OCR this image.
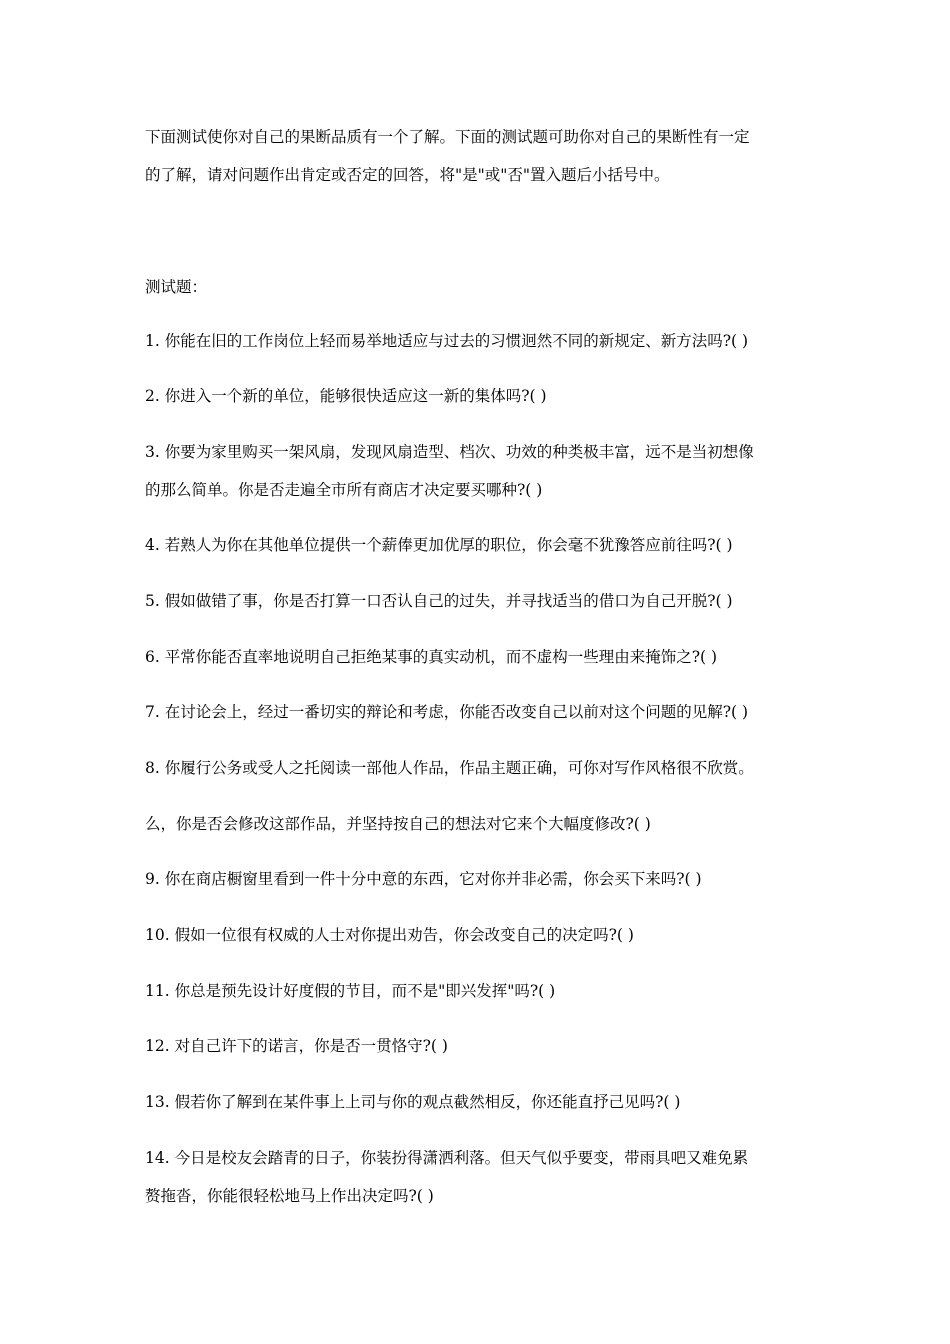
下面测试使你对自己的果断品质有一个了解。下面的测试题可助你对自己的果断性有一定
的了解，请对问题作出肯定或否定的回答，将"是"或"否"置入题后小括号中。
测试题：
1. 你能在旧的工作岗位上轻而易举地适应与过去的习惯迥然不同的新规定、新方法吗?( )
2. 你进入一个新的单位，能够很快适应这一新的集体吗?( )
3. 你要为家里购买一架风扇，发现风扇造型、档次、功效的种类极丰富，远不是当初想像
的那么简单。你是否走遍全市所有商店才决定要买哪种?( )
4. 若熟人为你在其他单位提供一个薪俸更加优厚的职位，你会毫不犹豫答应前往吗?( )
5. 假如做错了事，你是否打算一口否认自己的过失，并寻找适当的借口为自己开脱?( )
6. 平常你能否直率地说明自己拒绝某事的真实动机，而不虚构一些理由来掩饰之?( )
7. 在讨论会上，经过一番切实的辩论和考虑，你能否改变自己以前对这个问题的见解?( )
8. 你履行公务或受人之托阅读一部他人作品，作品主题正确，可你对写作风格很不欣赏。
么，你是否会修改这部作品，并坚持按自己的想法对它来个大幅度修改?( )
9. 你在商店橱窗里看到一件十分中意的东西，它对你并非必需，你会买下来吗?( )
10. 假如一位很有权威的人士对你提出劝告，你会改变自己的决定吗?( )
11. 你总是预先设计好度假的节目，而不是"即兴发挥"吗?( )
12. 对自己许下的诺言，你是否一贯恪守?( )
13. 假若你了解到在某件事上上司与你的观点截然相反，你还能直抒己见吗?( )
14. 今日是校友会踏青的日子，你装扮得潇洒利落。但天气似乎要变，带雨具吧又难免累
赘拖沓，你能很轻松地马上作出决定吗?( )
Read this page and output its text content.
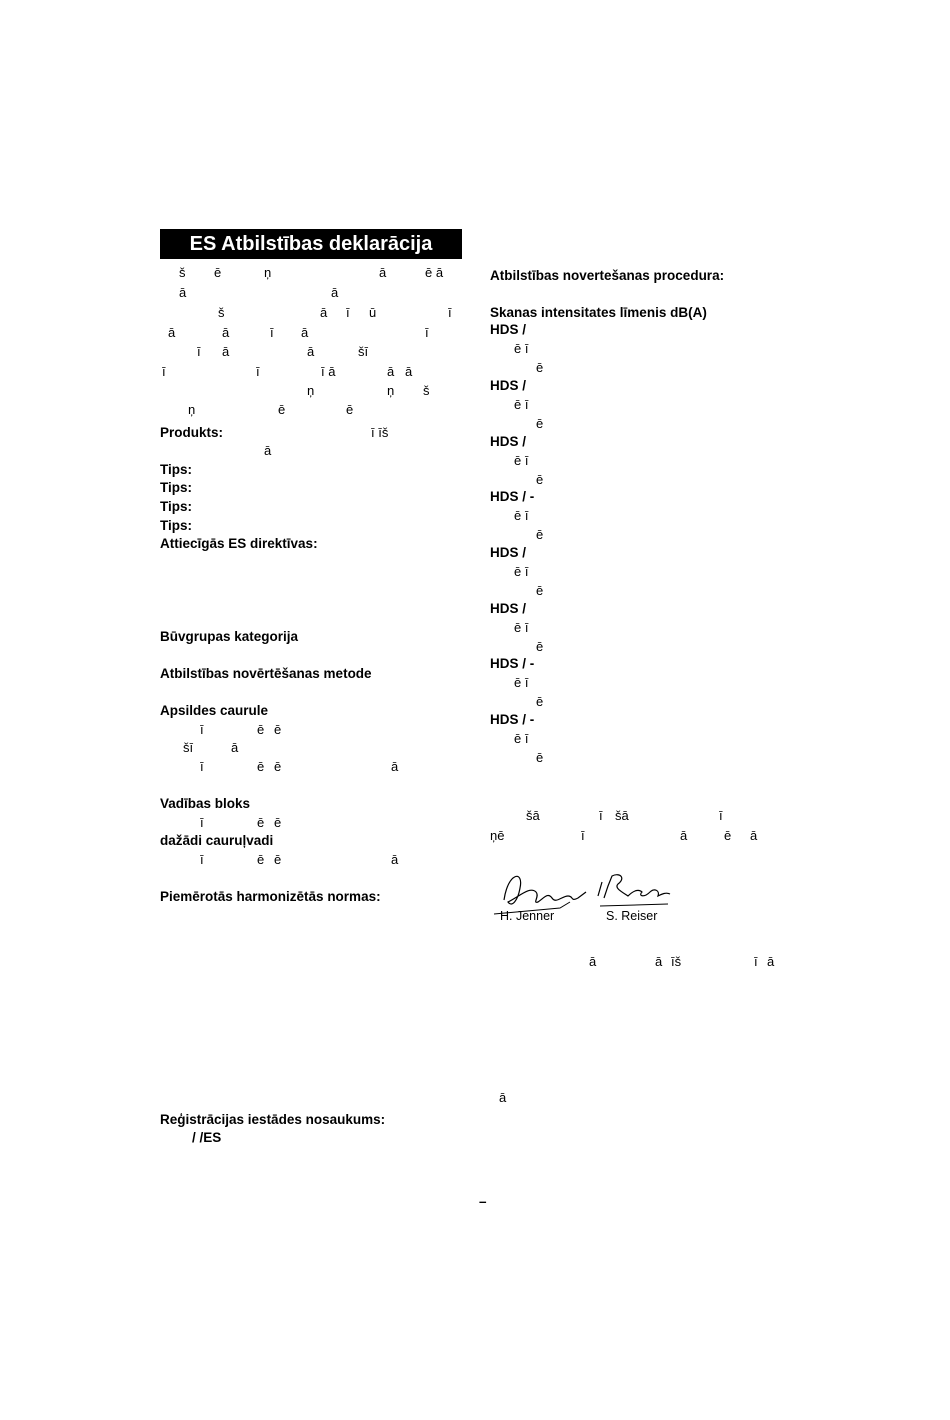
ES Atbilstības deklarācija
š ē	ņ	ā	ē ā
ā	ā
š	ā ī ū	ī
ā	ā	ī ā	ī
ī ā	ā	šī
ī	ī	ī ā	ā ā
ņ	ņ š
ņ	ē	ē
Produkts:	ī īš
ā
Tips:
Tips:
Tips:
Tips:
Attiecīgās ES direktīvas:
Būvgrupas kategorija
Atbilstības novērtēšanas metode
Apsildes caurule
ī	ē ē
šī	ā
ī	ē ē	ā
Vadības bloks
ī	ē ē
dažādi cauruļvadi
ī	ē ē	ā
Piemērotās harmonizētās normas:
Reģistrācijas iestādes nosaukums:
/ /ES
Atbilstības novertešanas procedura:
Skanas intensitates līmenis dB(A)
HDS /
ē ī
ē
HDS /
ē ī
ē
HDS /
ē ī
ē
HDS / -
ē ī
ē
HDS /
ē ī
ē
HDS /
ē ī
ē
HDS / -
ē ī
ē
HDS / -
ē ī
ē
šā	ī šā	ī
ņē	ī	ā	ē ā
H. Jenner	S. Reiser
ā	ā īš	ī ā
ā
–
==
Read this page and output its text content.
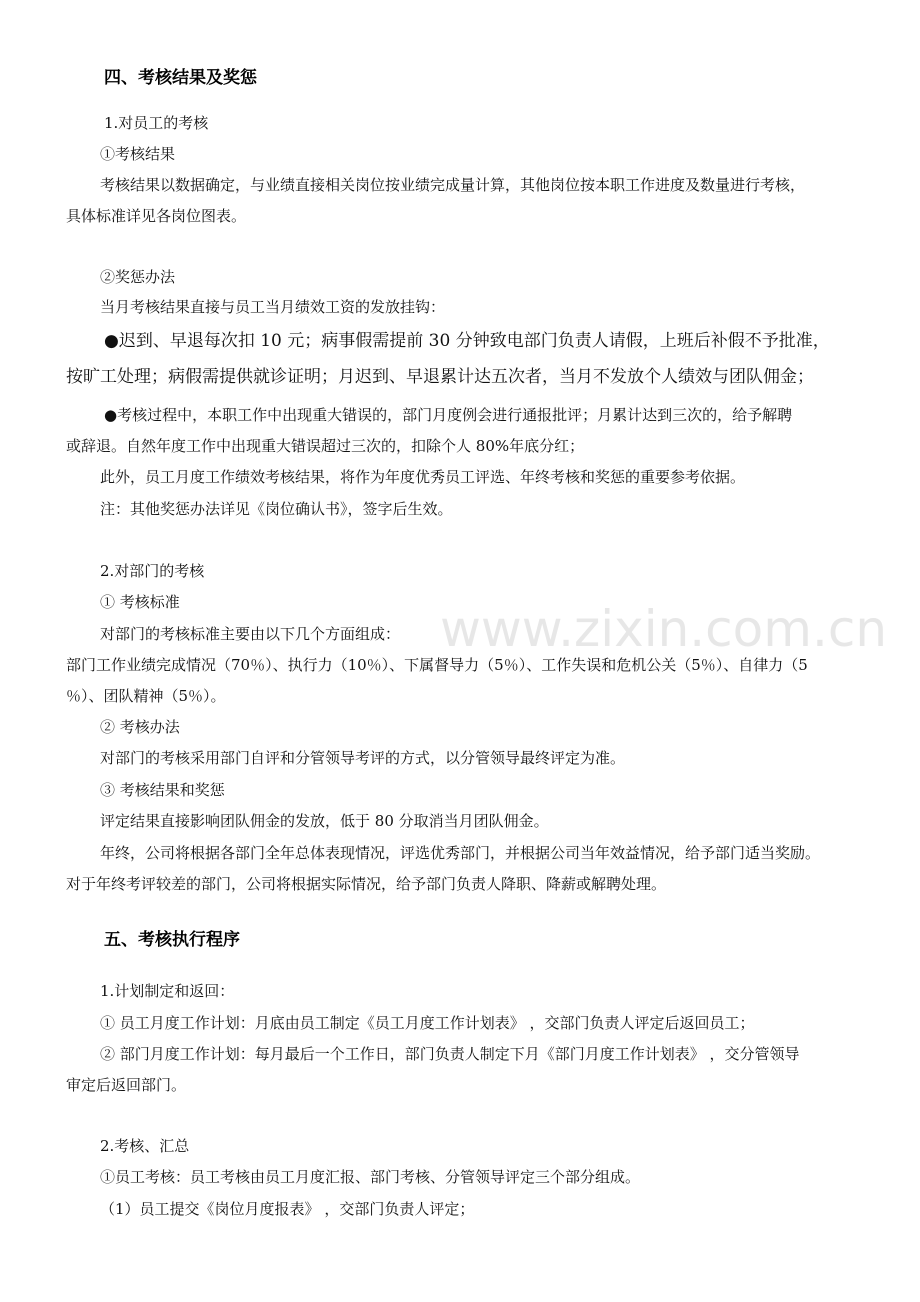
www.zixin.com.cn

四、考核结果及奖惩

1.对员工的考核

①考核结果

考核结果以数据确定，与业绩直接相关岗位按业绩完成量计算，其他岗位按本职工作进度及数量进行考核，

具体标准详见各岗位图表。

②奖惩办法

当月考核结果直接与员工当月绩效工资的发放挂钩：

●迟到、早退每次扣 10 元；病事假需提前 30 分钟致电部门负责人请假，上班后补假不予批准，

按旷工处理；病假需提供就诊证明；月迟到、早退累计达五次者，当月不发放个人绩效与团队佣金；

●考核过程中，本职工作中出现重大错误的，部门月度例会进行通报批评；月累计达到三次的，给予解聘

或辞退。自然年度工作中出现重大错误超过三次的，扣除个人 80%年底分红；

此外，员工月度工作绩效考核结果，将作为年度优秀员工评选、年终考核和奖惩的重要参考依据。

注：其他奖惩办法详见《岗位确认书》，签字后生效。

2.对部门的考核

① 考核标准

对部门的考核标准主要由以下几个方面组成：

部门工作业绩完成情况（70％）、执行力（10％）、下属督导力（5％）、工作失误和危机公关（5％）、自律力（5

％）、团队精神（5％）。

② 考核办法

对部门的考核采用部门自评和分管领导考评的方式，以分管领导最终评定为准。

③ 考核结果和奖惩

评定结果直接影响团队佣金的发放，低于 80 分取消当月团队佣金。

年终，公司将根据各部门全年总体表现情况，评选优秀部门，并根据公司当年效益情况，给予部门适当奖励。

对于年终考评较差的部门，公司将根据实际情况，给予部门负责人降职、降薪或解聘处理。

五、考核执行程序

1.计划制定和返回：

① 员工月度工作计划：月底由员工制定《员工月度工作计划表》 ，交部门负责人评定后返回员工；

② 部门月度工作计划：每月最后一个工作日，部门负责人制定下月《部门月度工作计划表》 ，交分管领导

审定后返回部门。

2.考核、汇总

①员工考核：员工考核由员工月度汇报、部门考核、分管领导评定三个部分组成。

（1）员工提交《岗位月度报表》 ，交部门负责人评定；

# EXERCISE:
Lines from the records above that hold "Atbilstības" are the ones to list.

# TASK RESPONSE:
ES Atbilstības deklarācija
Atbilstības novērtēšanas metode
Atbilstības novertešanas procedura:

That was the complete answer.